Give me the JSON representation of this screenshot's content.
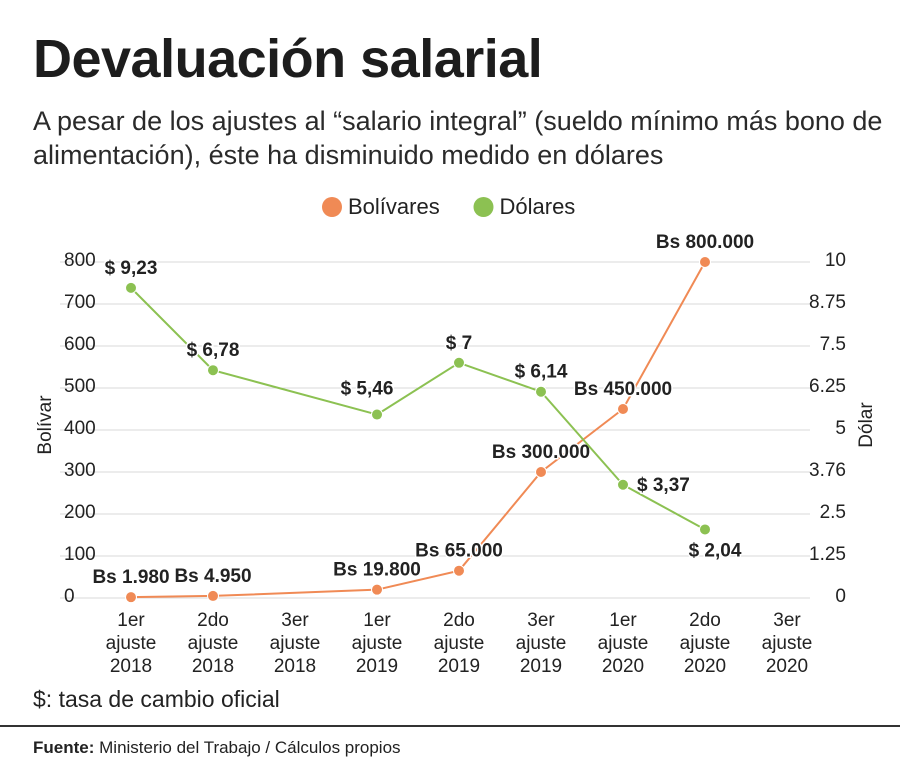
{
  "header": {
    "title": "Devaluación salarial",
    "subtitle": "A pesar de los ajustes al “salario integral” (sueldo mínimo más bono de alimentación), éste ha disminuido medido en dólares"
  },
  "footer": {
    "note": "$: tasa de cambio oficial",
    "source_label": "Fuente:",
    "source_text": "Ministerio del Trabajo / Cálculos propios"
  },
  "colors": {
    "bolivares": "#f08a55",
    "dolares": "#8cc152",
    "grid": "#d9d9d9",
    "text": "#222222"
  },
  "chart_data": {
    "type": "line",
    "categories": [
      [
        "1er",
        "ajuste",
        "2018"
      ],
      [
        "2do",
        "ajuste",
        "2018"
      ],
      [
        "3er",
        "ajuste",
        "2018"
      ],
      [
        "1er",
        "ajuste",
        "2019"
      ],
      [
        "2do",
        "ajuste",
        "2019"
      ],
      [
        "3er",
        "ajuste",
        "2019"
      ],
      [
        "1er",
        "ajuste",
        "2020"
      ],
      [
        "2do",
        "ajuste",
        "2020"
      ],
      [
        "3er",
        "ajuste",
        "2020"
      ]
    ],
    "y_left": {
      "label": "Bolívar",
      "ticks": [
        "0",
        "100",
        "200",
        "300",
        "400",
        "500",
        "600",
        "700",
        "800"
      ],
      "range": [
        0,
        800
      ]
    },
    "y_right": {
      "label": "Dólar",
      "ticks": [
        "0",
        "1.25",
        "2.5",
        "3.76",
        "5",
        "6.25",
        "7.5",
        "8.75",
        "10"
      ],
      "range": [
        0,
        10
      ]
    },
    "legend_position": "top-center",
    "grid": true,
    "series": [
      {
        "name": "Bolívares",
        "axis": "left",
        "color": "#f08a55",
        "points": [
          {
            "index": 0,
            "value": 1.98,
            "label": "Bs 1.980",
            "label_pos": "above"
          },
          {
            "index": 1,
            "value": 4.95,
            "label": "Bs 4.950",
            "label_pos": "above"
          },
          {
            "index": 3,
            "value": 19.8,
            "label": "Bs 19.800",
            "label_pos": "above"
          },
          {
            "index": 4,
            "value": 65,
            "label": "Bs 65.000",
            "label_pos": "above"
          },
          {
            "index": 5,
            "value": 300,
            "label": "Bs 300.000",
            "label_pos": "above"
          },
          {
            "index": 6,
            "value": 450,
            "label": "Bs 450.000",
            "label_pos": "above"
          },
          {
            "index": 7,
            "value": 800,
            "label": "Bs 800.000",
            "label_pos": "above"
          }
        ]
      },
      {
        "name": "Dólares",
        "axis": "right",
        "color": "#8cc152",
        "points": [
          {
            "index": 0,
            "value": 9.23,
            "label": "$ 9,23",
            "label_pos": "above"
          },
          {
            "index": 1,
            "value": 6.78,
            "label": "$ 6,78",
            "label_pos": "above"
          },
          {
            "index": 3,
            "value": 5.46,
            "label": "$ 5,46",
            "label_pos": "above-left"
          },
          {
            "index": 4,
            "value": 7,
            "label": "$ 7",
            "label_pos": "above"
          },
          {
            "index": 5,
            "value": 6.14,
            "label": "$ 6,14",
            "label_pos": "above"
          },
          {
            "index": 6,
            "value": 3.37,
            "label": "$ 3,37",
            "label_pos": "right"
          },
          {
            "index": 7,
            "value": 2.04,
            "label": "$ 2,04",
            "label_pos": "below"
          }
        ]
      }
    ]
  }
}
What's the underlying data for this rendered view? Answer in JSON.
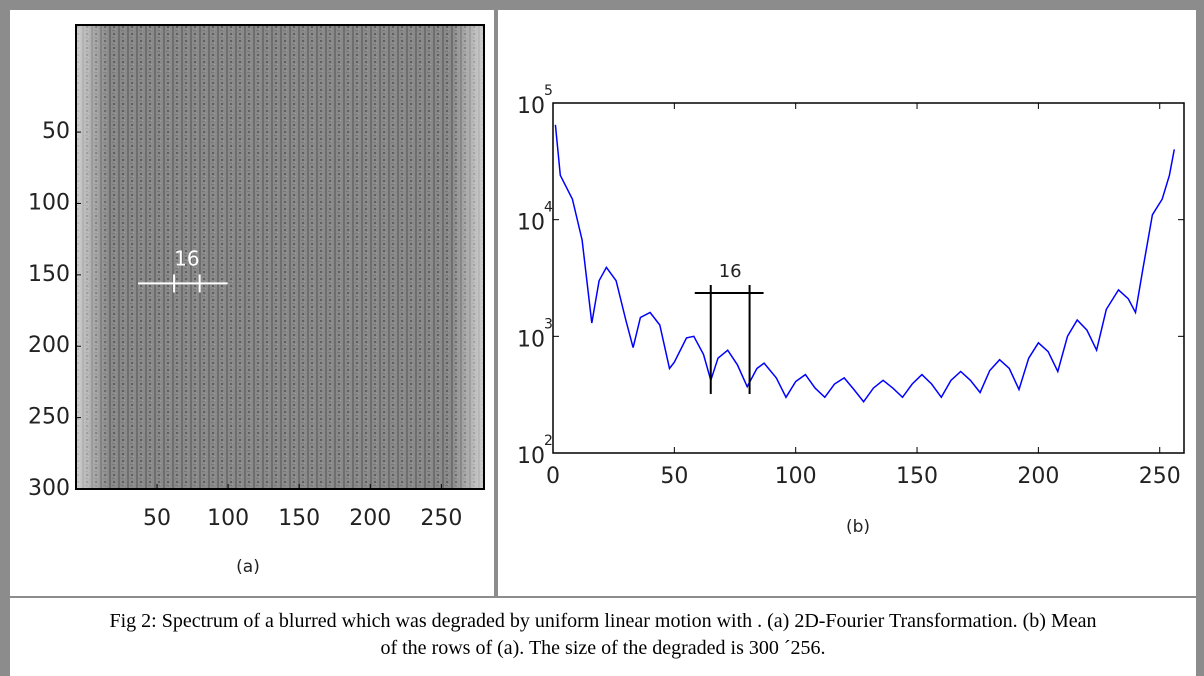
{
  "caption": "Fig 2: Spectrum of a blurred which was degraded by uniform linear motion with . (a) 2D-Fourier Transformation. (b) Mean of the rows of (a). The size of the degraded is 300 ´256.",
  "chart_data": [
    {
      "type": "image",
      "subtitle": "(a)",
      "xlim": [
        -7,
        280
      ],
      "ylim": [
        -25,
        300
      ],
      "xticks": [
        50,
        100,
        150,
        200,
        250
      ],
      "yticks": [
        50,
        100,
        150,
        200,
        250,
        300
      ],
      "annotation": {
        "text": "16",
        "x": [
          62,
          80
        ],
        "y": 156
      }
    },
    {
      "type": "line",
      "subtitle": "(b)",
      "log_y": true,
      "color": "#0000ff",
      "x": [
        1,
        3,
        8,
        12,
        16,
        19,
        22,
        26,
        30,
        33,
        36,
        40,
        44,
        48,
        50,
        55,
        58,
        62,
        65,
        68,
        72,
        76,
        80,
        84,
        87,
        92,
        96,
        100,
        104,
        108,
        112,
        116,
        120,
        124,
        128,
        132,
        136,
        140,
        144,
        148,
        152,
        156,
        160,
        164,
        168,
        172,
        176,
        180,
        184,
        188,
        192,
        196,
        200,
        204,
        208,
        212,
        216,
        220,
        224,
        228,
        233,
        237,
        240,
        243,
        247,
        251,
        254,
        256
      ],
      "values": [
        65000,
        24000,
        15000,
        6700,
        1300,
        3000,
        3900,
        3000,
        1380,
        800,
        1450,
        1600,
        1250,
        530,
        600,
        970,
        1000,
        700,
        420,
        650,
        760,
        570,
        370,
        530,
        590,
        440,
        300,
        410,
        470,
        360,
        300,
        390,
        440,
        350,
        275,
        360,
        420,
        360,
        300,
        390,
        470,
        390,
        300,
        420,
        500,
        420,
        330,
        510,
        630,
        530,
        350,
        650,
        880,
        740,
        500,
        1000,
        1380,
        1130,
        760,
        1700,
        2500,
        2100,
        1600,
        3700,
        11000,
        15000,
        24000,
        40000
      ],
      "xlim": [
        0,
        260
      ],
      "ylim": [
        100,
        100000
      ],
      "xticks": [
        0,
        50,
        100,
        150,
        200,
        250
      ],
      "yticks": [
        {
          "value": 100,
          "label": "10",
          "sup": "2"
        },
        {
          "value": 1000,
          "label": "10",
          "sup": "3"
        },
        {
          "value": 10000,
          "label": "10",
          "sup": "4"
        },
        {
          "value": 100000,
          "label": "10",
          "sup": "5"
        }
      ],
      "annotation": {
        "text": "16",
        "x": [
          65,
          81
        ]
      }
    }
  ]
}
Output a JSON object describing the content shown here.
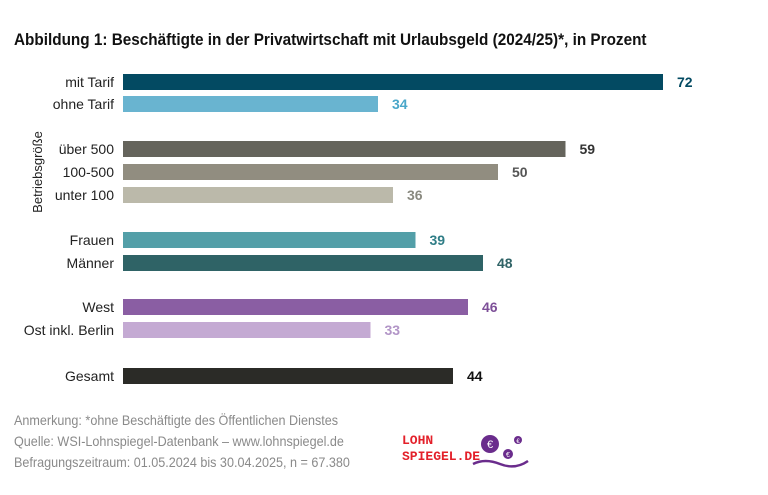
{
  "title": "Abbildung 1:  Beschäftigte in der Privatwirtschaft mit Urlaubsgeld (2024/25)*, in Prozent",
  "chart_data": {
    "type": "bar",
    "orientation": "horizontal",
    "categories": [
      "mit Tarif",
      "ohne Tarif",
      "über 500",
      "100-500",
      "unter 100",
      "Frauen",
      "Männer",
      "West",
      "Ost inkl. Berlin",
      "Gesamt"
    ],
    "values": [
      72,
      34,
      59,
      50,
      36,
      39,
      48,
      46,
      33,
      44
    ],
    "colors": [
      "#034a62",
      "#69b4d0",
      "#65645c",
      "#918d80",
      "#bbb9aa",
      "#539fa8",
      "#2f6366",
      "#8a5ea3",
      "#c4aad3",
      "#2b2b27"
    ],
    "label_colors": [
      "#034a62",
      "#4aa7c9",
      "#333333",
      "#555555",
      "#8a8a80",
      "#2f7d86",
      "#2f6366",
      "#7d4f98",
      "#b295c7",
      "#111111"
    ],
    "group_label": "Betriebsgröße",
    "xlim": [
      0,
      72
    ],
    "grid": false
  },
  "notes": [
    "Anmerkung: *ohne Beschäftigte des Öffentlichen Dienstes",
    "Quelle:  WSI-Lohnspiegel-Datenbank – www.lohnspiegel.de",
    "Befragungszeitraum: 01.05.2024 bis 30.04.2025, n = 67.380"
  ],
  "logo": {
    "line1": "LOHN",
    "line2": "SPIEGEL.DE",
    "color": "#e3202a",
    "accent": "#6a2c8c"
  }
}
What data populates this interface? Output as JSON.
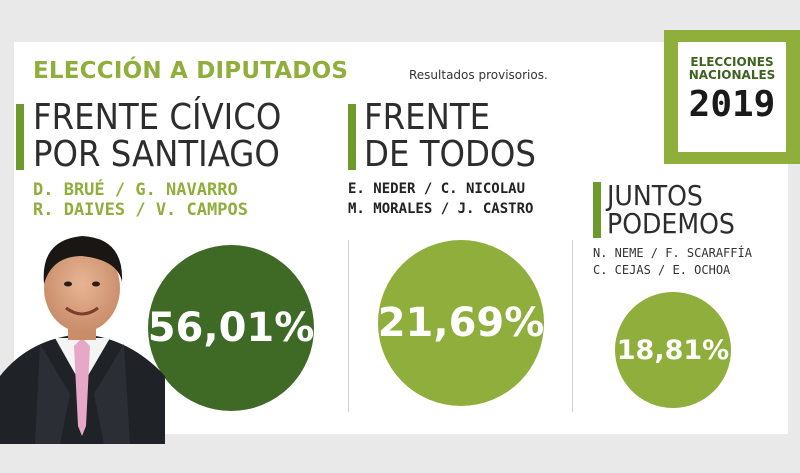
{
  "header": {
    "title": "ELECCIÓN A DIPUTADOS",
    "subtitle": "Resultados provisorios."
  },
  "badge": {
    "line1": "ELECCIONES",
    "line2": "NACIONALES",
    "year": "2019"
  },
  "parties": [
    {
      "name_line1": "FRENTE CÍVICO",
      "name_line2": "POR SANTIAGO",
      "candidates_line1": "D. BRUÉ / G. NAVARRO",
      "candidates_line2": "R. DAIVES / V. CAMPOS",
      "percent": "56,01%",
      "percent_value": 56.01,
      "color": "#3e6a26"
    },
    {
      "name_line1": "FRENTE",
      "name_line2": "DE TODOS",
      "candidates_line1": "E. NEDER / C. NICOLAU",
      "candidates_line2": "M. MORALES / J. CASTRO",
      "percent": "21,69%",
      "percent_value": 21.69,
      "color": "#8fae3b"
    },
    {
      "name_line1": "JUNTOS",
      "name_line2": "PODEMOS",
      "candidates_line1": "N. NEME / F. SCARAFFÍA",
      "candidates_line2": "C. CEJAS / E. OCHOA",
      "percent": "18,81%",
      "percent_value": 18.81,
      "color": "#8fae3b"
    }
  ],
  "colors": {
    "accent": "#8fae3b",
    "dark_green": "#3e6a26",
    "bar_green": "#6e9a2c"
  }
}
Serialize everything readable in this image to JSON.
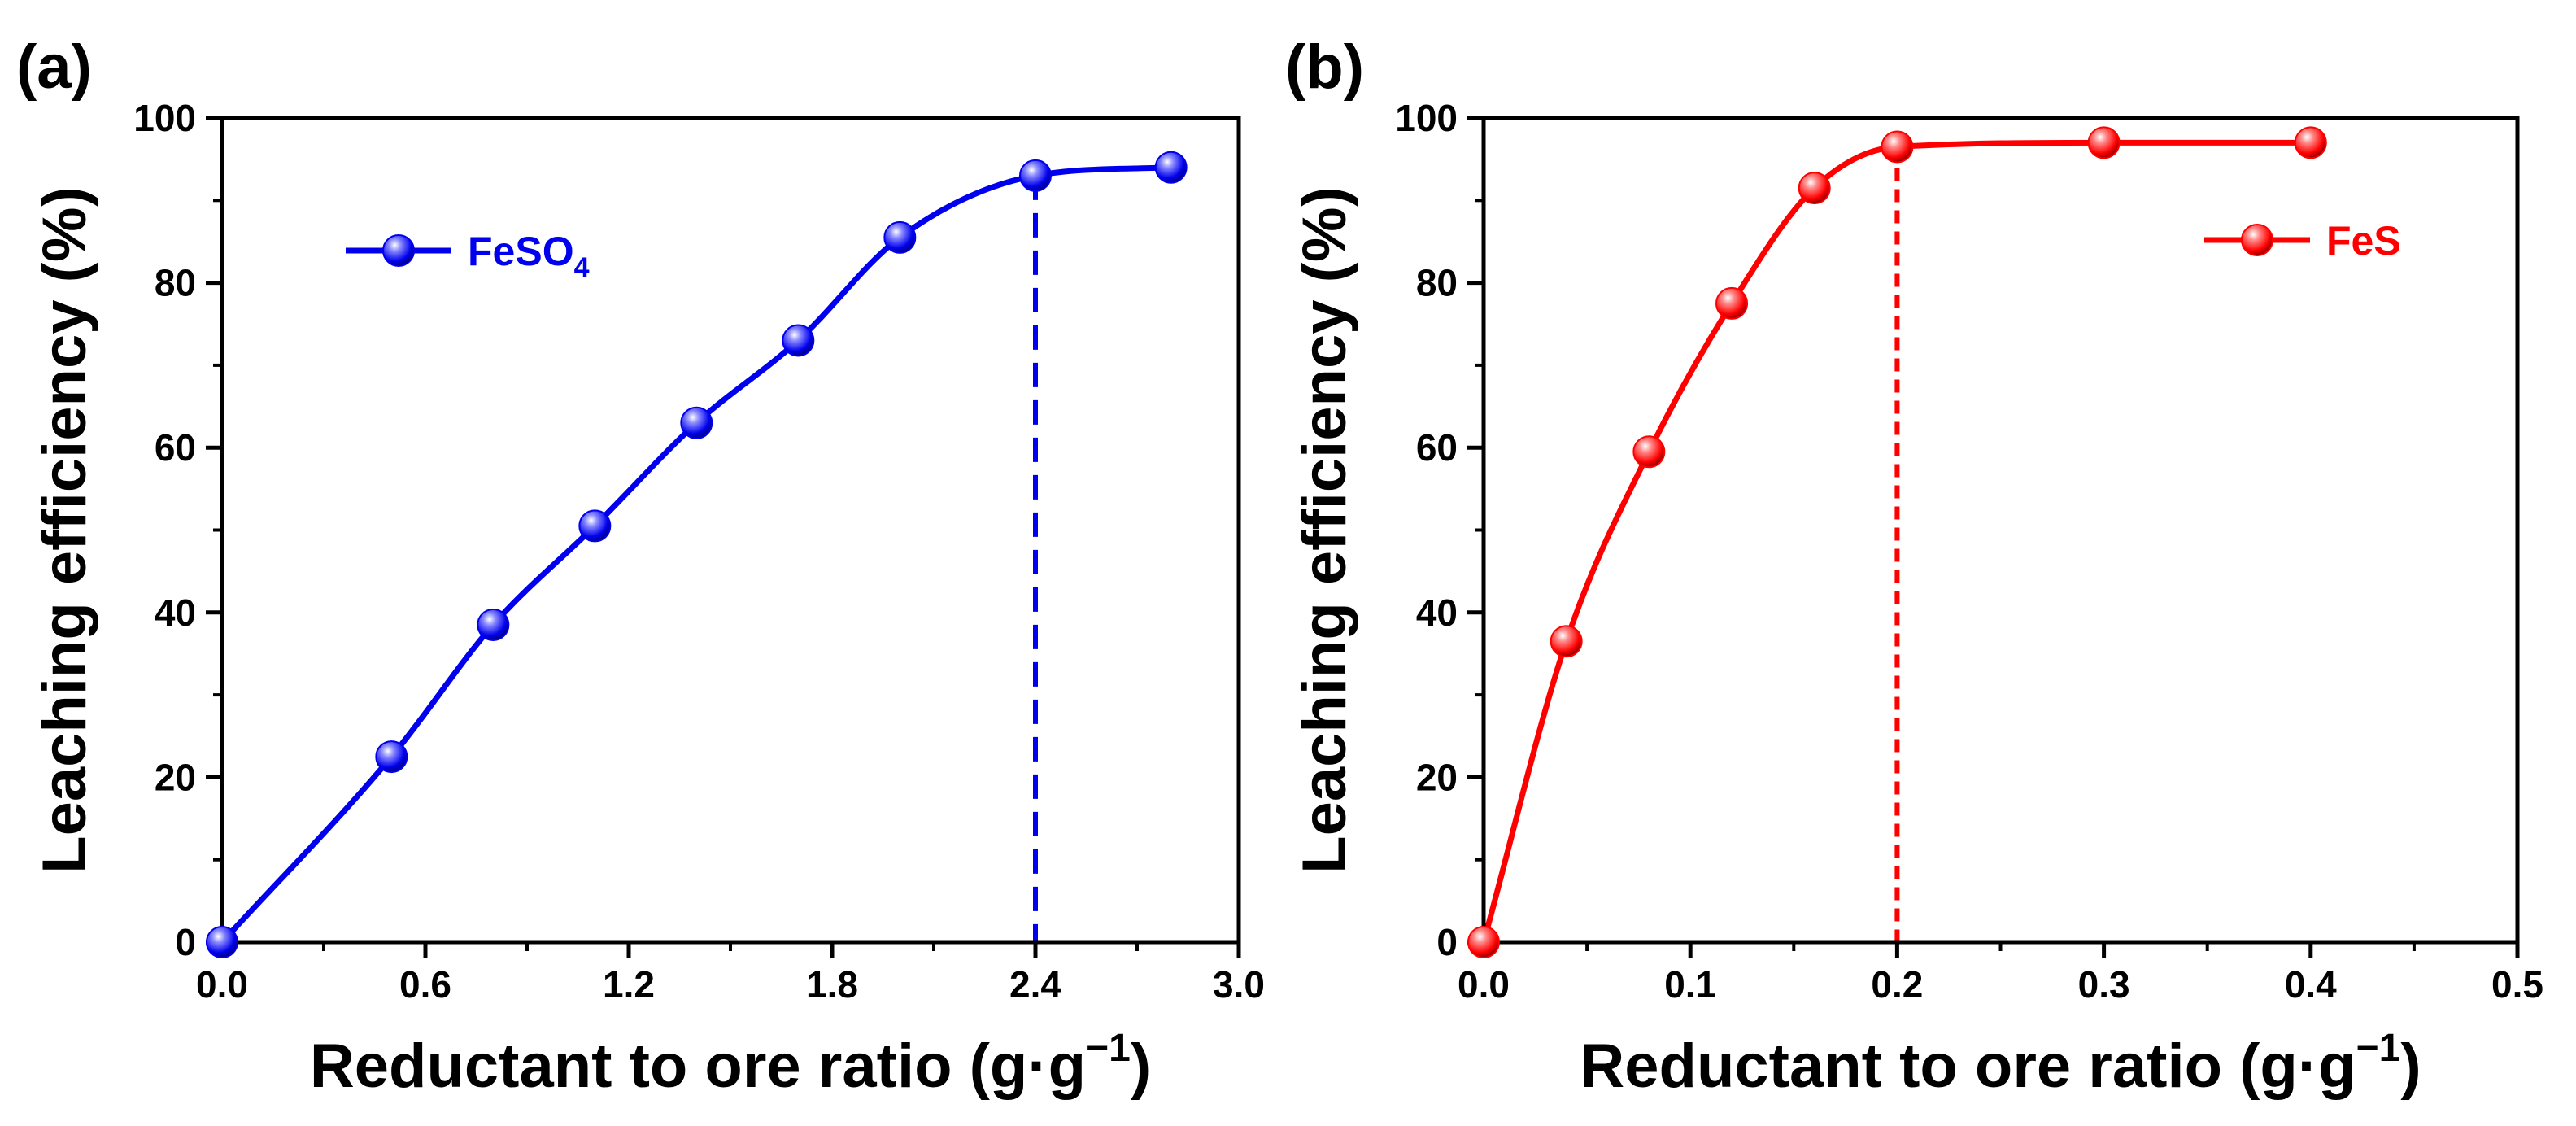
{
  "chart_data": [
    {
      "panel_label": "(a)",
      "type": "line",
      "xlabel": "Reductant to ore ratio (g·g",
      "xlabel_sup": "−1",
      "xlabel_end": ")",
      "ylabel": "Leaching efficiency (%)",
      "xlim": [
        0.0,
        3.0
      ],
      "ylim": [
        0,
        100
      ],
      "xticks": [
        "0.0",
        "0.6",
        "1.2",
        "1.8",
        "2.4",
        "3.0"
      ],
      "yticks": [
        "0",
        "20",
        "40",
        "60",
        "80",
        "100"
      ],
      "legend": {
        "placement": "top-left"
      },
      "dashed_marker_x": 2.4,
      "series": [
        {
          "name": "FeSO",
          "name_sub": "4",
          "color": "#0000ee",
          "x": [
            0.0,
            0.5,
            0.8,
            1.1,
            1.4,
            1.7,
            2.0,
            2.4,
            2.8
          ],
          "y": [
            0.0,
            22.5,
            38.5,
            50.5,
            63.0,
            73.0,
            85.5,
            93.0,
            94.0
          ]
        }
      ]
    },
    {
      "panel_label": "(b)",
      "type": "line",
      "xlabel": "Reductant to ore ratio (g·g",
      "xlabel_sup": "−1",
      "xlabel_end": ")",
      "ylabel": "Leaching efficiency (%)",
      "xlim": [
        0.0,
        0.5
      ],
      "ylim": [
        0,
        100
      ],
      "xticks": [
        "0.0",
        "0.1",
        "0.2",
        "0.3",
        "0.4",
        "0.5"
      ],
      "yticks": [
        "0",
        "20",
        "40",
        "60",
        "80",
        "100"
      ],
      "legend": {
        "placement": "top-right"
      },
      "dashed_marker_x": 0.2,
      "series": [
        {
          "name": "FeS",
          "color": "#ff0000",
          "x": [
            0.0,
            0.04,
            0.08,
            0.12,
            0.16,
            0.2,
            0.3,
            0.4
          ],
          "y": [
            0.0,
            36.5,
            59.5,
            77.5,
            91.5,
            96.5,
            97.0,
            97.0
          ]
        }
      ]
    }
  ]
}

What is being asked: Pick every line with "content" in it and copy it.

Finished answer:
Give me the JSON representation of this screenshot's content.
Output a JSON object describing the content shown here.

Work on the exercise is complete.